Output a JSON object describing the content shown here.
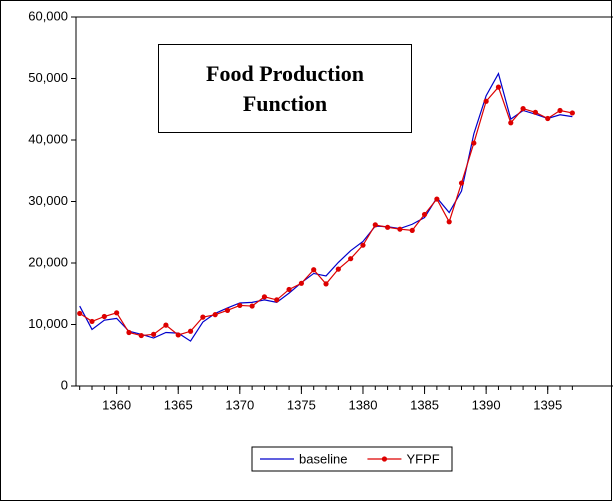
{
  "chart_data": {
    "type": "line",
    "title": "Food Production Function",
    "x": [
      1357,
      1358,
      1359,
      1360,
      1361,
      1362,
      1363,
      1364,
      1365,
      1366,
      1367,
      1368,
      1369,
      1370,
      1371,
      1372,
      1373,
      1374,
      1375,
      1376,
      1377,
      1378,
      1379,
      1380,
      1381,
      1382,
      1383,
      1384,
      1385,
      1386,
      1387,
      1388,
      1389,
      1390,
      1391,
      1392,
      1393,
      1394,
      1395,
      1396,
      1397
    ],
    "series": [
      {
        "name": "baseline",
        "color": "#0000cc",
        "markers": false,
        "values": [
          13000,
          9200,
          10700,
          11000,
          8900,
          8400,
          7800,
          8700,
          8600,
          7300,
          10400,
          11800,
          12700,
          13500,
          13600,
          14000,
          13600,
          15100,
          16800,
          18300,
          17900,
          20100,
          22000,
          23500,
          26000,
          25900,
          25600,
          26300,
          27400,
          30600,
          28200,
          31700,
          41000,
          47200,
          50800,
          43400,
          44800,
          44200,
          43500,
          44100,
          43800
        ]
      },
      {
        "name": "YFPF",
        "color": "#dd0000",
        "markers": true,
        "values": [
          11800,
          10500,
          11300,
          11900,
          8700,
          8200,
          8400,
          9900,
          8300,
          8900,
          11200,
          11600,
          12300,
          13100,
          13000,
          14500,
          14000,
          15700,
          16700,
          18900,
          16600,
          19000,
          20700,
          22900,
          26200,
          25800,
          25500,
          25300,
          27900,
          30400,
          26700,
          33000,
          39500,
          46300,
          48600,
          42800,
          45100,
          44500,
          43500,
          44800,
          44400
        ]
      }
    ],
    "xlim": [
      1356.7,
      1400.3
    ],
    "xticks": [
      1360,
      1365,
      1370,
      1375,
      1380,
      1385,
      1390,
      1395
    ],
    "ylim": [
      0,
      60000
    ],
    "yticks": [
      0,
      {
        "value": 10000,
        "label": "10,000"
      },
      {
        "value": 20000,
        "label": "20,000"
      },
      {
        "value": 30000,
        "label": "30,000"
      },
      {
        "value": 40000,
        "label": "40,000"
      },
      {
        "value": 50000,
        "label": "50,000"
      },
      {
        "value": 60000,
        "label": "60,000"
      }
    ]
  }
}
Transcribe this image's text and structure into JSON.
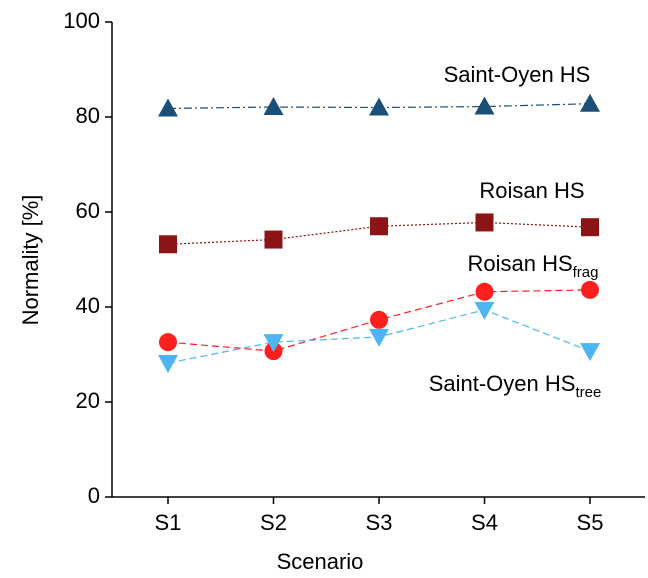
{
  "chart_data": {
    "type": "line",
    "xlabel": "Scenario",
    "ylabel": "Normality [%]",
    "categories": [
      "S1",
      "S2",
      "S3",
      "S4",
      "S5"
    ],
    "ylim": [
      0,
      100
    ],
    "yticks": [
      0,
      20,
      40,
      60,
      80,
      100
    ],
    "grid": false,
    "series": [
      {
        "name": "Saint-Oyen HS",
        "color": "#1b4f78",
        "marker": "triangle-up",
        "dash": "dashdot",
        "values": [
          81.8,
          82.1,
          82.0,
          82.2,
          82.8
        ]
      },
      {
        "name": "Roisan HS",
        "color": "#8b1414",
        "marker": "square",
        "dash": "dot",
        "values": [
          53.2,
          54.2,
          57.0,
          57.8,
          56.8
        ]
      },
      {
        "name": "Roisan HS",
        "name_sub": "frag",
        "color": "#ff1f1f",
        "marker": "circle",
        "dash": "dash",
        "values": [
          32.6,
          30.7,
          37.3,
          43.2,
          43.6
        ]
      },
      {
        "name": "Saint-Oyen HS",
        "name_sub": "tree",
        "color": "#4db6f2",
        "marker": "triangle-down",
        "dash": "dash",
        "values": [
          28.2,
          32.6,
          33.7,
          39.4,
          30.7
        ]
      }
    ]
  }
}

■ ■ ■ ■ ■ ■ ■

EXERCISE DIRECTIONS – Reproduce the full material exactly, excluding the pictures.

ANSWER TO THE EXERCISE –
Output a JSON object describing the content shown here.
{
  "chart_data": {
    "type": "line",
    "title": "Food Production Function",
    "x": [
      1357,
      1358,
      1359,
      1360,
      1361,
      1362,
      1363,
      1364,
      1365,
      1366,
      1367,
      1368,
      1369,
      1370,
      1371,
      1372,
      1373,
      1374,
      1375,
      1376,
      1377,
      1378,
      1379,
      1380,
      1381,
      1382,
      1383,
      1384,
      1385,
      1386,
      1387,
      1388,
      1389,
      1390,
      1391,
      1392,
      1393,
      1394,
      1395,
      1396,
      1397
    ],
    "series": [
      {
        "name": "baseline",
        "color": "#0000cc",
        "markers": false,
        "values": [
          13000,
          9200,
          10700,
          11000,
          8900,
          8400,
          7800,
          8700,
          8600,
          7300,
          10400,
          11800,
          12700,
          13500,
          13600,
          14000,
          13600,
          15100,
          16800,
          18300,
          17900,
          20100,
          22000,
          23500,
          26000,
          25900,
          25600,
          26300,
          27400,
          30600,
          28200,
          31700,
          41000,
          47200,
          50800,
          43400,
          44800,
          44200,
          43500,
          44100,
          43800
        ]
      },
      {
        "name": "YFPF",
        "color": "#dd0000",
        "markers": true,
        "values": [
          11800,
          10500,
          11300,
          11900,
          8700,
          8200,
          8400,
          9900,
          8300,
          8900,
          11200,
          11600,
          12300,
          13100,
          13000,
          14500,
          14000,
          15700,
          16700,
          18900,
          16600,
          19000,
          20700,
          22900,
          26200,
          25800,
          25500,
          25300,
          27900,
          30400,
          26700,
          33000,
          39500,
          46300,
          48600,
          42800,
          45100,
          44500,
          43500,
          44800,
          44400
        ]
      }
    ],
    "xlim": [
      1356.7,
      1400.3
    ],
    "xticks": [
      1360,
      1365,
      1370,
      1375,
      1380,
      1385,
      1390,
      1395
    ],
    "ylim": [
      0,
      60000
    ],
    "yticks": [
      0,
      {
        "value": 10000,
        "label": "10,000"
      },
      {
        "value": 20000,
        "label": "20,000"
      },
      {
        "value": 30000,
        "label": "30,000"
      },
      {
        "value": 40000,
        "label": "40,000"
      },
      {
        "value": 50000,
        "label": "50,000"
      },
      {
        "value": 60000,
        "label": "60,000"
      }
    ]
  }
}
Transcribe this image's text and structure into JSON.
{
  "chart_data": {
    "type": "line",
    "xlabel": "Scenario",
    "ylabel": "Normality [%]",
    "categories": [
      "S1",
      "S2",
      "S3",
      "S4",
      "S5"
    ],
    "ylim": [
      0,
      100
    ],
    "yticks": [
      0,
      20,
      40,
      60,
      80,
      100
    ],
    "grid": false,
    "series": [
      {
        "name": "Saint-Oyen HS",
        "color": "#1b4f78",
        "marker": "triangle-up",
        "dash": "dashdot",
        "values": [
          81.8,
          82.1,
          82.0,
          82.2,
          82.8
        ]
      },
      {
        "name": "Roisan HS",
        "color": "#8b1414",
        "marker": "square",
        "dash": "dot",
        "values": [
          53.2,
          54.2,
          57.0,
          57.8,
          56.8
        ]
      },
      {
        "name": "Roisan HS",
        "name_sub": "frag",
        "color": "#ff1f1f",
        "marker": "circle",
        "dash": "dash",
        "values": [
          32.6,
          30.7,
          37.3,
          43.2,
          43.6
        ]
      },
      {
        "name": "Saint-Oyen HS",
        "name_sub": "tree",
        "color": "#4db6f2",
        "marker": "triangle-down",
        "dash": "dash",
        "values": [
          28.2,
          32.6,
          33.7,
          39.4,
          30.7
        ]
      }
    ]
  }
}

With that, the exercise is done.